**CONSEGNA**
Riporta per intero il testo sulle scosse in Centro Italia e sulle assicurazioni, senza cambiare nulla.

══ TESTO RIPORTATO ══

La terra trema ancora in Centro Italia: servono le assicurazioni

FAI SUBITO UN PREVENTIVO GRATUITO!


Ancora forti scosse in centro Italia, 4,2 con epicentro a Campotosto, in Provincia de L’Aquila, per fortuna senza danni a persone e cose ma il fatto che la terra continui a tremare riporta in primo piano il tema della ricostruzione che, di fatto, ancora non è iniziata in quelle zone. Siamo ancora alle prese con l’emergenza, in verità, dal momento che poche casette sono state consegnate ai terremotati a quasi un anno di distanza dal forte primo sisma che ha seminato morte, terrore, disperazione. La burocrazia, la carenza di fondi da parte dello Stato, ritardi incomprensibili che lasciano ancora nei paesi disastrati le macerie come erano un anno fa. All’epoca delle prime scosse disastrosa, le Assicurazioni avevano messo in evidenza come una penetrazione quasi nulla in questo senso era anche dovuta all’alto costo delle polizze a copertura del rischio sismico, richiedevano al governo l’intervento per favorire la sottoscrizione, almeno con sgravi fiscali per i cittadini.

═══
══ VOCI FORNITE ══

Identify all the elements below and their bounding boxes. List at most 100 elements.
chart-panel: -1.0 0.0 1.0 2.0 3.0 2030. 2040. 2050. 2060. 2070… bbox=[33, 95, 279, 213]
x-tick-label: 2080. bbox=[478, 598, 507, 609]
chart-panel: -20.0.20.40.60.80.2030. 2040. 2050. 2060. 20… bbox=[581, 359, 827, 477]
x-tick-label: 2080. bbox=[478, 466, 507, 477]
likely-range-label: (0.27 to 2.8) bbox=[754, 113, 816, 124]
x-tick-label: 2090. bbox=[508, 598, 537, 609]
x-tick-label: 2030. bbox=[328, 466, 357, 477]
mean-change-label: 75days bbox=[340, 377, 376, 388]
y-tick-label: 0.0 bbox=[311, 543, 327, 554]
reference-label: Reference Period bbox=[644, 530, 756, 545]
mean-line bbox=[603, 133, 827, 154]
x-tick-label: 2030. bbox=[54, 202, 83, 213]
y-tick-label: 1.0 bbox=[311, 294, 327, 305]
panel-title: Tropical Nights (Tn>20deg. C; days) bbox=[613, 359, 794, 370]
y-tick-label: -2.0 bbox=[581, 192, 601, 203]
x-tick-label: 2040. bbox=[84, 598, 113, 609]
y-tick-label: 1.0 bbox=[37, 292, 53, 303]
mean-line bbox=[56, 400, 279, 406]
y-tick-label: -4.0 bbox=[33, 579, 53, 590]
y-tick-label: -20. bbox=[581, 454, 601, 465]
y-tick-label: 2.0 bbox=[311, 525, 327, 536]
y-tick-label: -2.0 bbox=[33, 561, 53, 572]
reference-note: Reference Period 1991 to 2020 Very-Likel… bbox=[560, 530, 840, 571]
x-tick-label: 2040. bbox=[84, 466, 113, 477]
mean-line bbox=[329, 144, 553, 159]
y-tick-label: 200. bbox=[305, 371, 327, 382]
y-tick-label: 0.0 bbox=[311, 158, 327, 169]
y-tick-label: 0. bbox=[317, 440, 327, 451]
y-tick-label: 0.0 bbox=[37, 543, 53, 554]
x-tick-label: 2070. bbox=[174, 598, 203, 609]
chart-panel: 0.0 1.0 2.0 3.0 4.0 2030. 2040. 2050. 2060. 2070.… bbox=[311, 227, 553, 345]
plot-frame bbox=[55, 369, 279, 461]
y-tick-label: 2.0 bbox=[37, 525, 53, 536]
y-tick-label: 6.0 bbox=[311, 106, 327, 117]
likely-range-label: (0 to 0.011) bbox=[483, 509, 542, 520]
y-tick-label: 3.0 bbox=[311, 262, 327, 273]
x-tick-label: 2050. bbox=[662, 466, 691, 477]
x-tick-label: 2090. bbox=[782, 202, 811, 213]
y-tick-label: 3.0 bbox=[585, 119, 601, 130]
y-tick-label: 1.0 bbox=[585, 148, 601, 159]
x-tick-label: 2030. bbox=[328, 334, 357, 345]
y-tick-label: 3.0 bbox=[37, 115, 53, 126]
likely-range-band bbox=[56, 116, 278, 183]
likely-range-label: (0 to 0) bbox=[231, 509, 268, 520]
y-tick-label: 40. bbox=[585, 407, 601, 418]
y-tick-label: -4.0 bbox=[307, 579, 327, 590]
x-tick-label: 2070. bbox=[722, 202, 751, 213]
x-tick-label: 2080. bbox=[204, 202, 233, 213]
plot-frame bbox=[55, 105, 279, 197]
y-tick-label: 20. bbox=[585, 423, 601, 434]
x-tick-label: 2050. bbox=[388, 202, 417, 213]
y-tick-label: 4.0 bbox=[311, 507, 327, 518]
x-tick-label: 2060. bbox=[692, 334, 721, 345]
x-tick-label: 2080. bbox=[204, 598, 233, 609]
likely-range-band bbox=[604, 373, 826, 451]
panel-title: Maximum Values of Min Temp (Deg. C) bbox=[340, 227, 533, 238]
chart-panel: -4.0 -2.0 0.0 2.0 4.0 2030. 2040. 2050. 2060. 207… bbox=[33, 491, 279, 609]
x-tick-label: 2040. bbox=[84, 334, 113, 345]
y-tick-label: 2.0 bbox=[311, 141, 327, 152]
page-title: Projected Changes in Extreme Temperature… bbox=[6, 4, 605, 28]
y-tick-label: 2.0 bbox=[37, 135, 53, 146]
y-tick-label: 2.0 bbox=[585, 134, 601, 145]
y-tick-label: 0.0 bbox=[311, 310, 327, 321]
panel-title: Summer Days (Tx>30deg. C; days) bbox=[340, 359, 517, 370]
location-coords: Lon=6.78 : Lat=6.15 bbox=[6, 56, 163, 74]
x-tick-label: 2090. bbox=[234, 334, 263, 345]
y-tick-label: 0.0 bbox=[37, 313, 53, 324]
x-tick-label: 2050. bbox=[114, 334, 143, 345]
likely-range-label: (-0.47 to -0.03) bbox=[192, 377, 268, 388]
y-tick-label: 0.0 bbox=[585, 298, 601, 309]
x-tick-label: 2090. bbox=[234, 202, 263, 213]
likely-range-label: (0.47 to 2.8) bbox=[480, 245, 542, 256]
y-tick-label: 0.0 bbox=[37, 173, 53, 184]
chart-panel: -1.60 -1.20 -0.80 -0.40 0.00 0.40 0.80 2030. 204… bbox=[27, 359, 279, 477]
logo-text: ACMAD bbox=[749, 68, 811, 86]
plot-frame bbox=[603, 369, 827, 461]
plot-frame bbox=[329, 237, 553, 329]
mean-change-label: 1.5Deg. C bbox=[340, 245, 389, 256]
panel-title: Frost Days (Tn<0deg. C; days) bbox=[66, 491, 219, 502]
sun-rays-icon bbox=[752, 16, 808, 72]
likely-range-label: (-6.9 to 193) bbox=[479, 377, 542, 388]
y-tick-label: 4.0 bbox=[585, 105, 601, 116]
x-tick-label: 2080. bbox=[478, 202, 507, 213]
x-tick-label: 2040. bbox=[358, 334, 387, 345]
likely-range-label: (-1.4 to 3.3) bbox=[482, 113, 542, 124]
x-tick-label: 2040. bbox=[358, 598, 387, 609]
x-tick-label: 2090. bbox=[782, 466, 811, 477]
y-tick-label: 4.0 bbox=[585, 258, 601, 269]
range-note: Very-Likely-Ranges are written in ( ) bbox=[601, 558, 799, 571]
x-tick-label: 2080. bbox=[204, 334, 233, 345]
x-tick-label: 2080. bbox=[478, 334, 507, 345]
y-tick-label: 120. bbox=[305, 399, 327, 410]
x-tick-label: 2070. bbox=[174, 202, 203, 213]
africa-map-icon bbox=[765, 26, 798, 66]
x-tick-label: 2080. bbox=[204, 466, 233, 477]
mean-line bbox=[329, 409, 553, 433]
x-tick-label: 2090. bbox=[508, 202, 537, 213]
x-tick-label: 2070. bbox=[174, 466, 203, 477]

═══

**RISPOSTA**
La terra trema ancora in Centro Italia: servono le assicurazioni

FAI SUBITO UN PREVENTIVO GRATUITO!


Ancora forti scosse in centro Italia, 4,2 con epicentro a Campotosto, in Provincia de L’Aquila, per fortuna senza danni a persone e cose ma il fatto che la terra continui a tremare riporta in primo piano il tema della ricostruzione che, di fatto, ancora non è iniziata in quelle zone. Siamo ancora alle prese con l’emergenza, in verità, dal momento che poche casette sono state consegnate ai terremotati a quasi un anno di distanza dal forte primo sisma che ha seminato morte, terrore, disperazione. La burocrazia, la carenza di fondi da parte dello Stato, ritardi incomprensibili che lasciano ancora nei paesi disastrati le macerie come erano un anno fa. All’epoca delle prime scosse disastrosa, le Assicurazioni avevano messo in evidenza come una penetrazione quasi nulla in questo senso era anche dovuta all’alto costo delle polizze a copertura del rischio sismico, richiedevano al governo l’intervento per favorire la sottoscrizione, almeno con sgravi fiscali per i cittadini.